• [Information shown]
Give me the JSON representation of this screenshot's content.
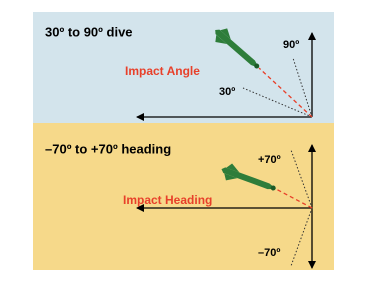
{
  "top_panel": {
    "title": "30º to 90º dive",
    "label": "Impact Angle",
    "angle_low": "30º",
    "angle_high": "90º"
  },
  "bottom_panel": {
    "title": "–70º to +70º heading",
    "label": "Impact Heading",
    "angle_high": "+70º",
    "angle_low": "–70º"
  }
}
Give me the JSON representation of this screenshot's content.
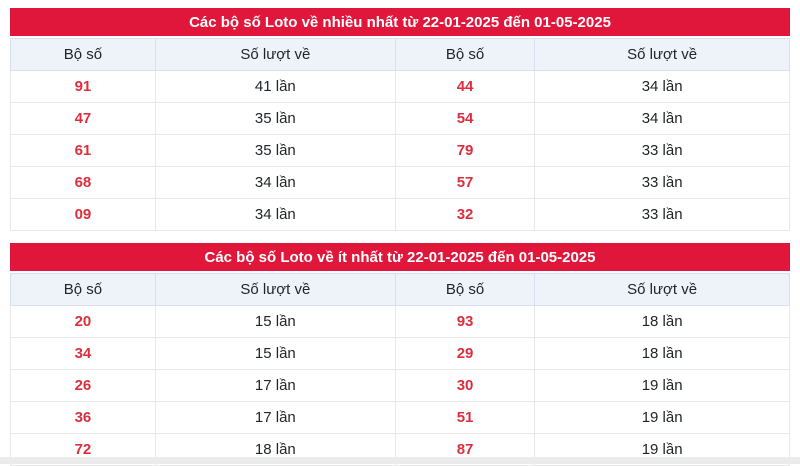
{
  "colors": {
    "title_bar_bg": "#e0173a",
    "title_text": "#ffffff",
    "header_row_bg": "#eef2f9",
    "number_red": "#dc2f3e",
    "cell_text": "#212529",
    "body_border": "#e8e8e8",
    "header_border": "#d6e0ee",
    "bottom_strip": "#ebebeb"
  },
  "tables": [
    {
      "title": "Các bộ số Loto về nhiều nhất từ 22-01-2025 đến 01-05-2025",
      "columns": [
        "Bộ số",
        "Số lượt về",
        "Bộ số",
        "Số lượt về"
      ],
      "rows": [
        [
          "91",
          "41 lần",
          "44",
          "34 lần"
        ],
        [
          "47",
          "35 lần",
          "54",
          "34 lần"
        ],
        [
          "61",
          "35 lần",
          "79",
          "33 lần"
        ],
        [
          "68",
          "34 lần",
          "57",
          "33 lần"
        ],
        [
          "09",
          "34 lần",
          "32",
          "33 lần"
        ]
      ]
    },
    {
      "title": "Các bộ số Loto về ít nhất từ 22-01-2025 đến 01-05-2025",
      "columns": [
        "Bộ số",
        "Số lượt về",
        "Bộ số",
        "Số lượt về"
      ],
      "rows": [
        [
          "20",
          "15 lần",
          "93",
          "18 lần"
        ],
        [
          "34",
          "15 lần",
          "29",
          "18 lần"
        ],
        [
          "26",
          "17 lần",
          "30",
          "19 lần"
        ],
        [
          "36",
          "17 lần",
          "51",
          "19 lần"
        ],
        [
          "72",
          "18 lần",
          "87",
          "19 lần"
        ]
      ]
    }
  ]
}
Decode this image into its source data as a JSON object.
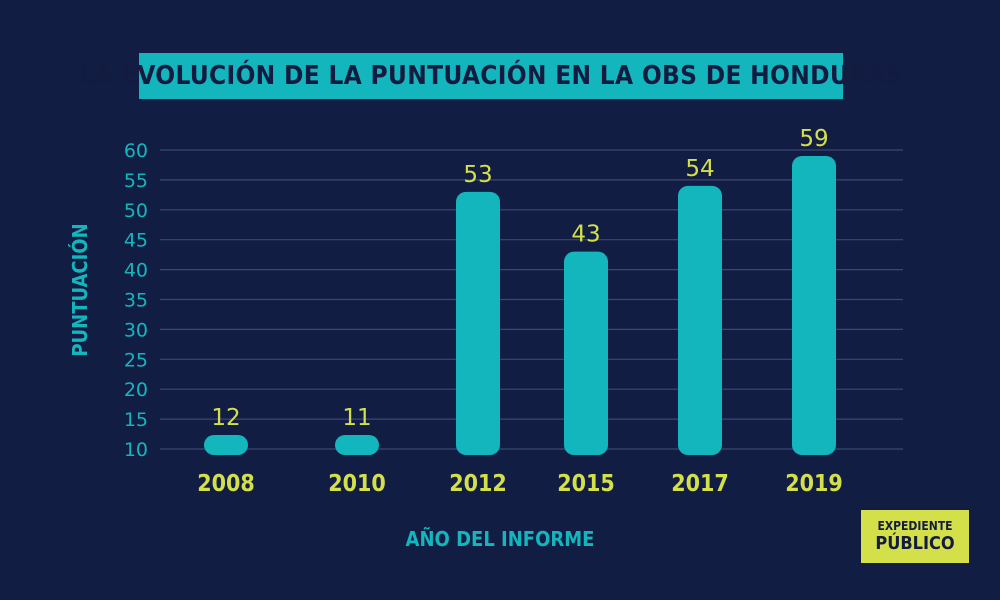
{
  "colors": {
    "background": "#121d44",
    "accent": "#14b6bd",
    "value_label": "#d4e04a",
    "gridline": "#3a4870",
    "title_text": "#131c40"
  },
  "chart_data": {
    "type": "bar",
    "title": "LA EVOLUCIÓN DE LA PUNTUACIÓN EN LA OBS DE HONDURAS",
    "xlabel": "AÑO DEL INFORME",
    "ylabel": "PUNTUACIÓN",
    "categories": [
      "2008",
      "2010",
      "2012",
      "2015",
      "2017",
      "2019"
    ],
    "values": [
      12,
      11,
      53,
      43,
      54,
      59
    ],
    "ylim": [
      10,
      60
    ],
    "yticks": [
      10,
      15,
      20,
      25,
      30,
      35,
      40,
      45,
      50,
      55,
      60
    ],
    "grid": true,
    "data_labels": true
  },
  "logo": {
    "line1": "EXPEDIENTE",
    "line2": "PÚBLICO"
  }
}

• [Short problem]
Leave out all images, then reproduce the entries above exactly.

• [Full answer]
Give me the JSON representation of this screenshot's content.
{
  "top_panel": {
    "title": "30º to 90º dive",
    "label": "Impact Angle",
    "angle_low": "30º",
    "angle_high": "90º"
  },
  "bottom_panel": {
    "title": "–70º to +70º heading",
    "label": "Impact Heading",
    "angle_high": "+70º",
    "angle_low": "–70º"
  }
}
Give me the JSON representation of this screenshot's content.
{
  "colors": {
    "title_bar_bg": "#e0173a",
    "title_text": "#ffffff",
    "header_row_bg": "#eef2f9",
    "number_red": "#dc2f3e",
    "cell_text": "#212529",
    "body_border": "#e8e8e8",
    "header_border": "#d6e0ee",
    "bottom_strip": "#ebebeb"
  },
  "tables": [
    {
      "title": "Các bộ số Loto về nhiều nhất từ 22-01-2025 đến 01-05-2025",
      "columns": [
        "Bộ số",
        "Số lượt về",
        "Bộ số",
        "Số lượt về"
      ],
      "rows": [
        [
          "91",
          "41 lần",
          "44",
          "34 lần"
        ],
        [
          "47",
          "35 lần",
          "54",
          "34 lần"
        ],
        [
          "61",
          "35 lần",
          "79",
          "33 lần"
        ],
        [
          "68",
          "34 lần",
          "57",
          "33 lần"
        ],
        [
          "09",
          "34 lần",
          "32",
          "33 lần"
        ]
      ]
    },
    {
      "title": "Các bộ số Loto về ít nhất từ 22-01-2025 đến 01-05-2025",
      "columns": [
        "Bộ số",
        "Số lượt về",
        "Bộ số",
        "Số lượt về"
      ],
      "rows": [
        [
          "20",
          "15 lần",
          "93",
          "18 lần"
        ],
        [
          "34",
          "15 lần",
          "29",
          "18 lần"
        ],
        [
          "26",
          "17 lần",
          "30",
          "19 lần"
        ],
        [
          "36",
          "17 lần",
          "51",
          "19 lần"
        ],
        [
          "72",
          "18 lần",
          "87",
          "19 lần"
        ]
      ]
    }
  ]
}
Decode this image into its source data as a JSON object.
{
  "colors": {
    "background": "#121d44",
    "accent": "#14b6bd",
    "value_label": "#d4e04a",
    "gridline": "#3a4870",
    "title_text": "#131c40"
  },
  "chart_data": {
    "type": "bar",
    "title": "LA EVOLUCIÓN DE LA PUNTUACIÓN EN LA OBS DE HONDURAS",
    "xlabel": "AÑO DEL INFORME",
    "ylabel": "PUNTUACIÓN",
    "categories": [
      "2008",
      "2010",
      "2012",
      "2015",
      "2017",
      "2019"
    ],
    "values": [
      12,
      11,
      53,
      43,
      54,
      59
    ],
    "ylim": [
      10,
      60
    ],
    "yticks": [
      10,
      15,
      20,
      25,
      30,
      35,
      40,
      45,
      50,
      55,
      60
    ],
    "grid": true,
    "data_labels": true
  },
  "logo": {
    "line1": "EXPEDIENTE",
    "line2": "PÚBLICO"
  }
}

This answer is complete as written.